=== WHAT TO DO ===
Work through the data line by line, gathering every line that has the word "content".

** start EXTRACTED INFORMATION **

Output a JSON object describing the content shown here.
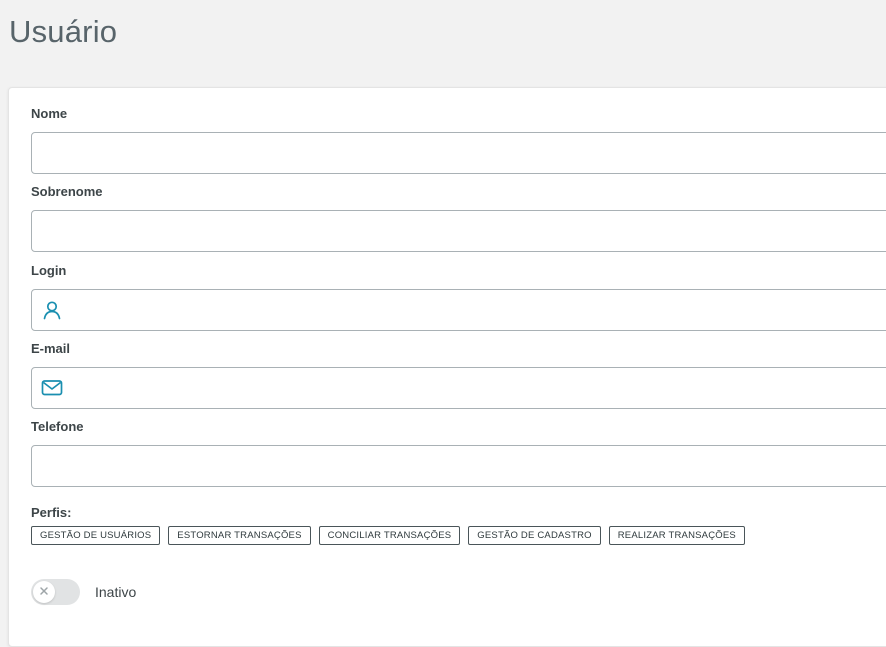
{
  "page": {
    "title": "Usuário"
  },
  "form": {
    "nome": {
      "label": "Nome",
      "value": "",
      "placeholder": ""
    },
    "sobrenome": {
      "label": "Sobrenome",
      "value": "",
      "placeholder": ""
    },
    "login": {
      "label": "Login",
      "value": "",
      "placeholder": "",
      "icon": "user-icon"
    },
    "email": {
      "label": "E-mail",
      "value": "",
      "placeholder": "",
      "icon": "mail-icon"
    },
    "telefone": {
      "label": "Telefone",
      "value": "",
      "placeholder": ""
    }
  },
  "profiles": {
    "label": "Perfis:",
    "items": [
      "GESTÃO DE USUÁRIOS",
      "ESTORNAR TRANSAÇÕES",
      "CONCILIAR TRANSAÇÕES",
      "GESTÃO DE CADASTRO",
      "REALIZAR TRANSAÇÕES"
    ]
  },
  "status": {
    "label": "Inativo",
    "active": false,
    "icon": "close-icon"
  },
  "colors": {
    "accent": "#1a8fb0",
    "background": "#f2f2f2",
    "card": "#ffffff"
  }
}
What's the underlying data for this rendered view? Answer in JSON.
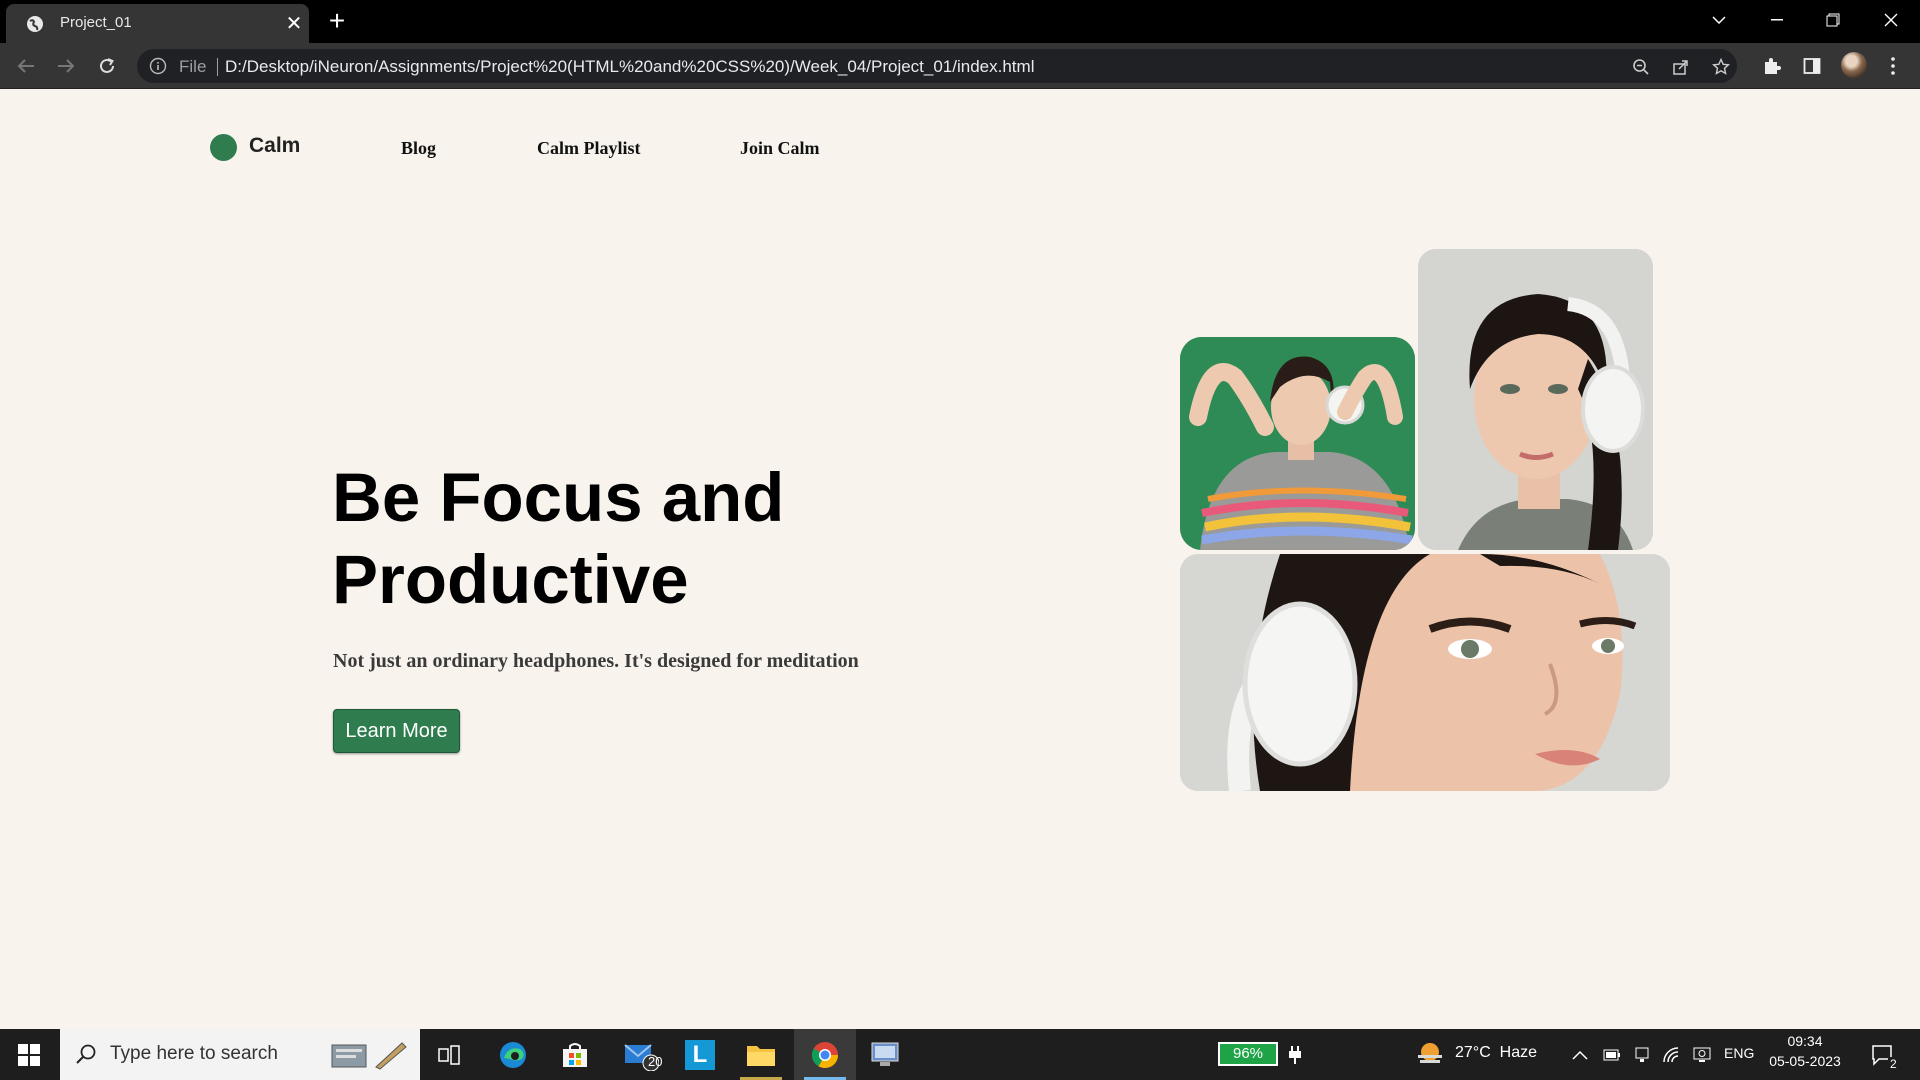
{
  "browser": {
    "tab_title": "Project_01",
    "omnibox_scheme": "File",
    "url": "D:/Desktop/iNeuron/Assignments/Project%20(HTML%20and%20CSS%20)/Week_04/Project_01/index.html"
  },
  "site": {
    "logo_text": "Calm",
    "nav": [
      "Blog",
      "Calm Playlist",
      "Join Calm"
    ],
    "hero_title": "Be Focus and Productive",
    "hero_subtitle": "Not just an ordinary headphones. It's designed for meditation",
    "cta_label": "Learn More",
    "brand_color": "#2f7d4f"
  },
  "taskbar": {
    "search_placeholder": "Type here to search",
    "mail_badge": "20",
    "battery": "96%",
    "weather": "27°C  Haze",
    "language": "ENG",
    "time": "09:34",
    "date": "05-05-2023",
    "notifications": "2"
  }
}
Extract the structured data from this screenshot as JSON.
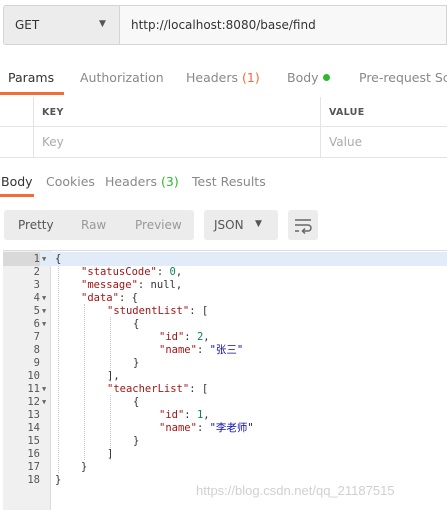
{
  "request": {
    "method": "GET",
    "url": "http://localhost:8080/base/find"
  },
  "request_tabs": [
    {
      "label": "Params",
      "active": true
    },
    {
      "label": "Authorization"
    },
    {
      "label": "Headers",
      "count": "(1)"
    },
    {
      "label": "Body"
    },
    {
      "label": "Pre-request Scri"
    }
  ],
  "params_table": {
    "headers": [
      "KEY",
      "VALUE"
    ],
    "key_placeholder": "Key",
    "value_placeholder": "Value"
  },
  "response_tabs": [
    {
      "label": "Body",
      "active": true
    },
    {
      "label": "Cookies"
    },
    {
      "label": "Headers",
      "count": "(3)"
    },
    {
      "label": "Test Results"
    }
  ],
  "format_buttons": [
    {
      "label": "Pretty",
      "active": true
    },
    {
      "label": "Raw"
    },
    {
      "label": "Preview"
    }
  ],
  "format_select": "JSON",
  "icons": {
    "method_caret": "chevron-down-icon",
    "format_caret": "chevron-down-icon",
    "wrap": "wrap-lines-icon",
    "fold": "fold-arrow-icon"
  },
  "colors": {
    "accent": "#f26b3a",
    "status_green": "#2eb82e",
    "json_key": "#a31515",
    "json_string": "#0b0bb0",
    "json_number": "#098658"
  },
  "response_body": [
    {
      "n": "1",
      "fold": true,
      "indent": 0,
      "tokens": [
        [
          "p",
          "{"
        ]
      ]
    },
    {
      "n": "2",
      "indent": 1,
      "tokens": [
        [
          "k",
          "\"statusCode\""
        ],
        [
          "p",
          ": "
        ],
        [
          "n",
          "0"
        ],
        [
          "p",
          ","
        ]
      ]
    },
    {
      "n": "3",
      "indent": 1,
      "tokens": [
        [
          "k",
          "\"message\""
        ],
        [
          "p",
          ": null,"
        ]
      ]
    },
    {
      "n": "4",
      "fold": true,
      "indent": 1,
      "tokens": [
        [
          "k",
          "\"data\""
        ],
        [
          "p",
          ": {"
        ]
      ]
    },
    {
      "n": "5",
      "fold": true,
      "indent": 2,
      "tokens": [
        [
          "k",
          "\"studentList\""
        ],
        [
          "p",
          ": ["
        ]
      ]
    },
    {
      "n": "6",
      "fold": true,
      "indent": 3,
      "tokens": [
        [
          "p",
          "{"
        ]
      ]
    },
    {
      "n": "7",
      "indent": 4,
      "tokens": [
        [
          "k",
          "\"id\""
        ],
        [
          "p",
          ": "
        ],
        [
          "n",
          "2"
        ],
        [
          "p",
          ","
        ]
      ]
    },
    {
      "n": "8",
      "indent": 4,
      "tokens": [
        [
          "k",
          "\"name\""
        ],
        [
          "p",
          ": "
        ],
        [
          "s",
          "\"张三\""
        ]
      ]
    },
    {
      "n": "9",
      "indent": 3,
      "tokens": [
        [
          "p",
          "}"
        ]
      ]
    },
    {
      "n": "10",
      "indent": 2,
      "tokens": [
        [
          "p",
          "],"
        ]
      ]
    },
    {
      "n": "11",
      "fold": true,
      "indent": 2,
      "tokens": [
        [
          "k",
          "\"teacherList\""
        ],
        [
          "p",
          ": ["
        ]
      ]
    },
    {
      "n": "12",
      "fold": true,
      "indent": 3,
      "tokens": [
        [
          "p",
          "{"
        ]
      ]
    },
    {
      "n": "13",
      "indent": 4,
      "tokens": [
        [
          "k",
          "\"id\""
        ],
        [
          "p",
          ": "
        ],
        [
          "n",
          "1"
        ],
        [
          "p",
          ","
        ]
      ]
    },
    {
      "n": "14",
      "indent": 4,
      "tokens": [
        [
          "k",
          "\"name\""
        ],
        [
          "p",
          ": "
        ],
        [
          "s",
          "\"李老师\""
        ]
      ]
    },
    {
      "n": "15",
      "indent": 3,
      "tokens": [
        [
          "p",
          "}"
        ]
      ]
    },
    {
      "n": "16",
      "indent": 2,
      "tokens": [
        [
          "p",
          "]"
        ]
      ]
    },
    {
      "n": "17",
      "indent": 1,
      "tokens": [
        [
          "p",
          "}"
        ]
      ]
    },
    {
      "n": "18",
      "indent": 0,
      "tokens": [
        [
          "p",
          "}"
        ]
      ]
    }
  ],
  "watermark": "https://blog.csdn.net/qq_21187515"
}
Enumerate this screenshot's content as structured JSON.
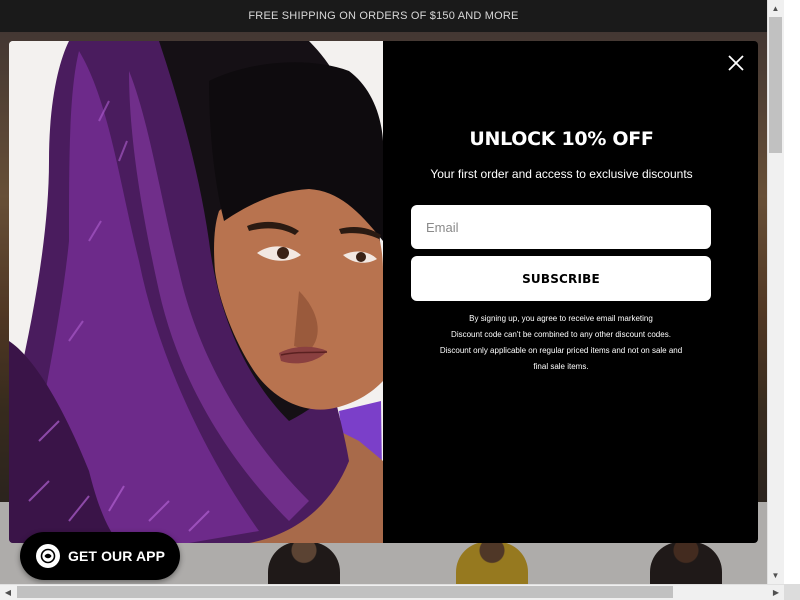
{
  "announcement": {
    "text": "FREE SHIPPING ON ORDERS OF $150 AND MORE"
  },
  "modal": {
    "title": "UNLOCK 10% OFF",
    "subtitle": "Your first order and access to exclusive discounts",
    "email_placeholder": "Email",
    "email_value": "",
    "subscribe_label": "SUBSCRIBE",
    "terms": [
      "By signing up, you agree to receive email marketing",
      "Discount code can't be combined to any other discount codes.",
      "Discount only applicable on regular priced items and not on sale and",
      "final sale items."
    ],
    "close_icon": "close-icon",
    "image_icon": "model-photo"
  },
  "app_button": {
    "label": "GET OUR APP",
    "icon": "app-logo-icon"
  },
  "scrollbars": {
    "up_icon": "▲",
    "down_icon": "▼",
    "left_icon": "◀",
    "right_icon": "▶"
  },
  "colors": {
    "modal_bg": "#000000",
    "button_bg": "#ffffff",
    "announce_bg": "#1a1a1a"
  }
}
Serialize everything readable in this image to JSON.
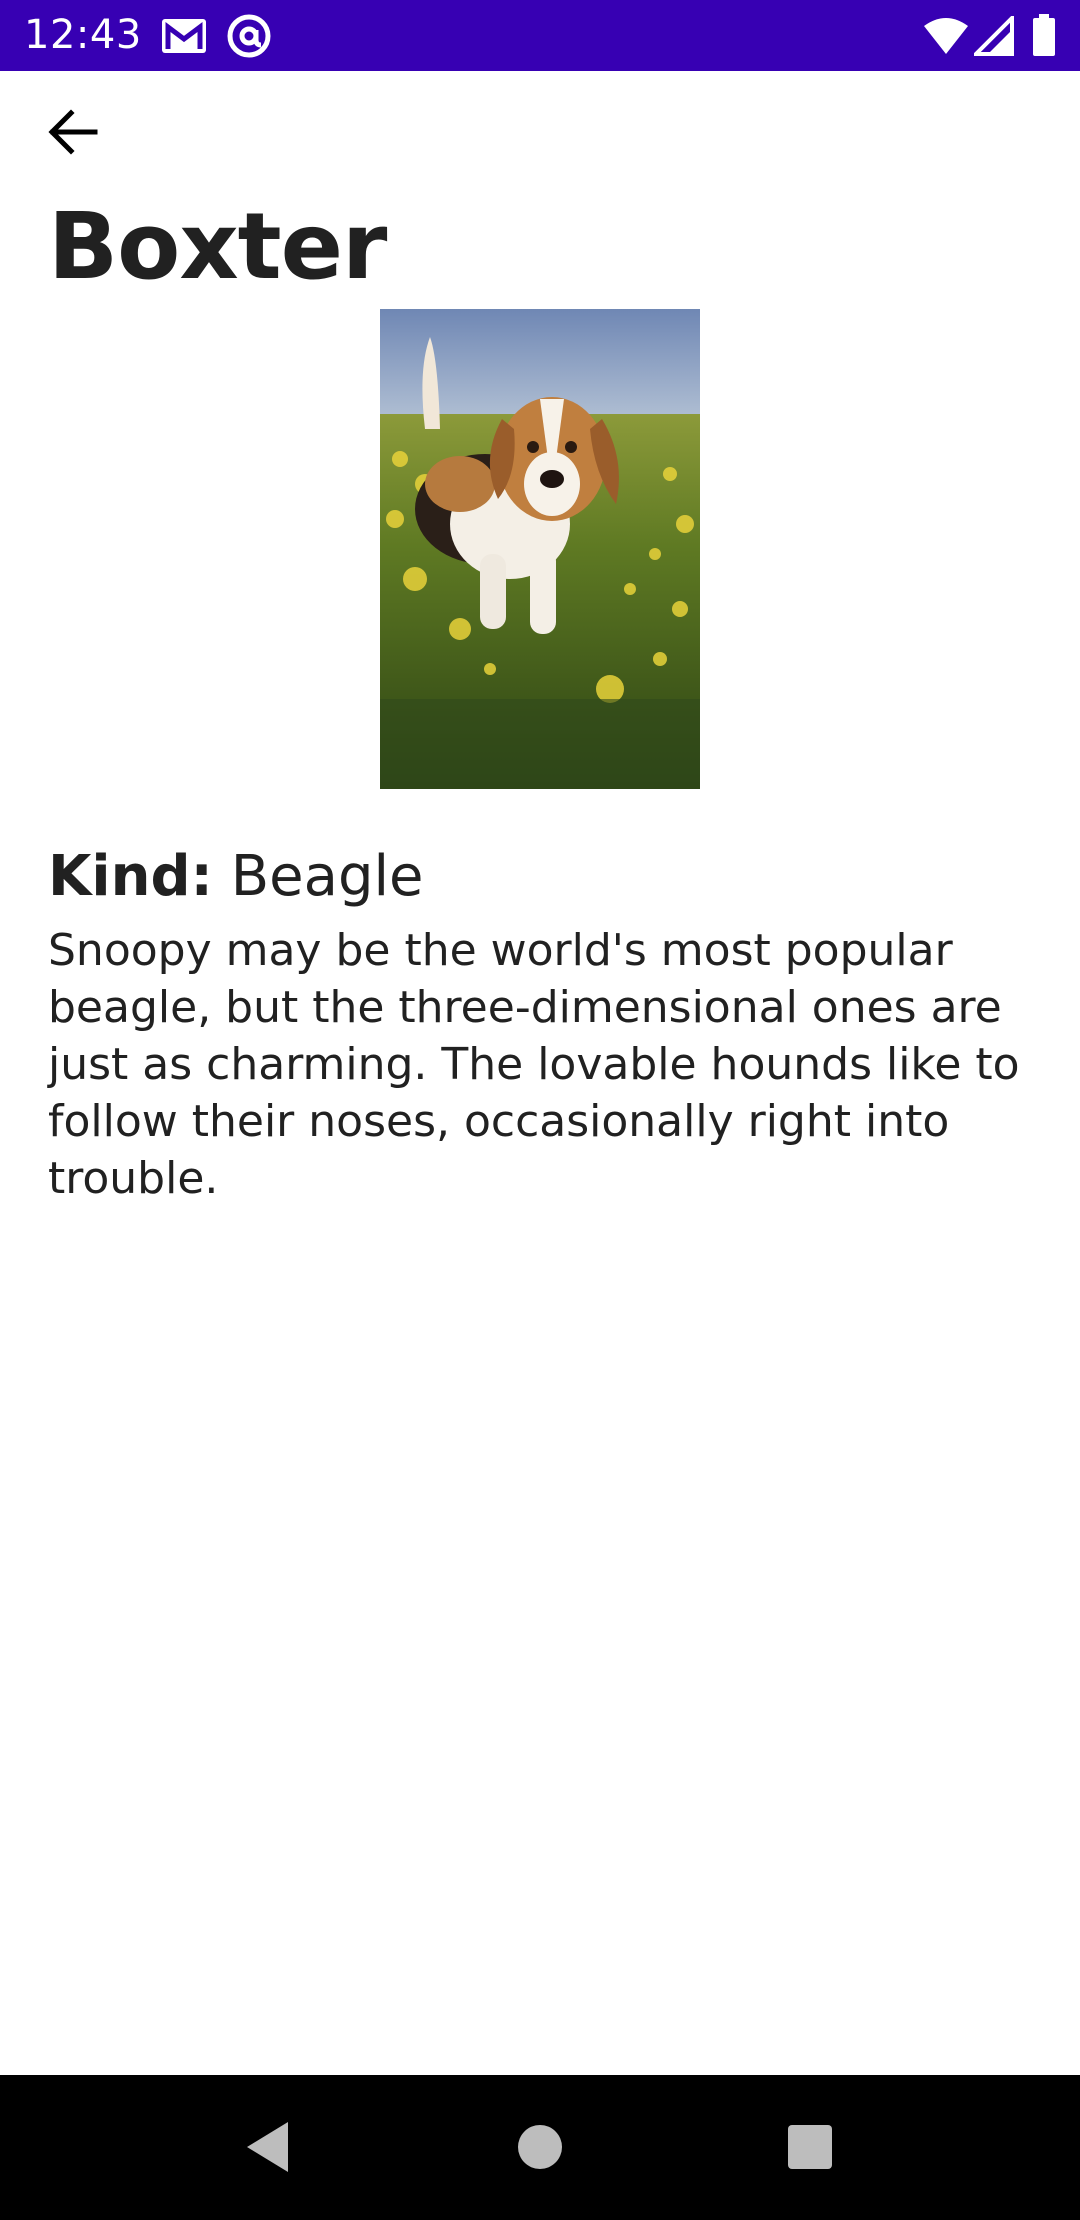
{
  "status_bar": {
    "time": "12:43",
    "icons": [
      "gmail-icon",
      "at-sign-icon",
      "wifi-icon",
      "signal-icon",
      "battery-icon"
    ],
    "background_color": "#3700B3"
  },
  "header": {
    "back_icon": "arrow-back-icon",
    "title": "Boxter"
  },
  "pet": {
    "photo_subject": "beagle in a field of yellow flowers",
    "kind_label": "Kind:",
    "kind_value": "Beagle",
    "description": "Snoopy may be the world's most popular beagle, but the three-dimensional ones are just as charming. The lovable hounds like to follow their noses, occasionally right into trouble."
  },
  "nav_bar": {
    "icons": [
      "nav-back-icon",
      "nav-home-icon",
      "nav-recents-icon"
    ]
  }
}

** end EXTRACTED INFORMATION **

=== EXERCISE ANSWER ===
Output a JSON object describing the content shown here.
Enumerate this screenshot's content as structured JSON.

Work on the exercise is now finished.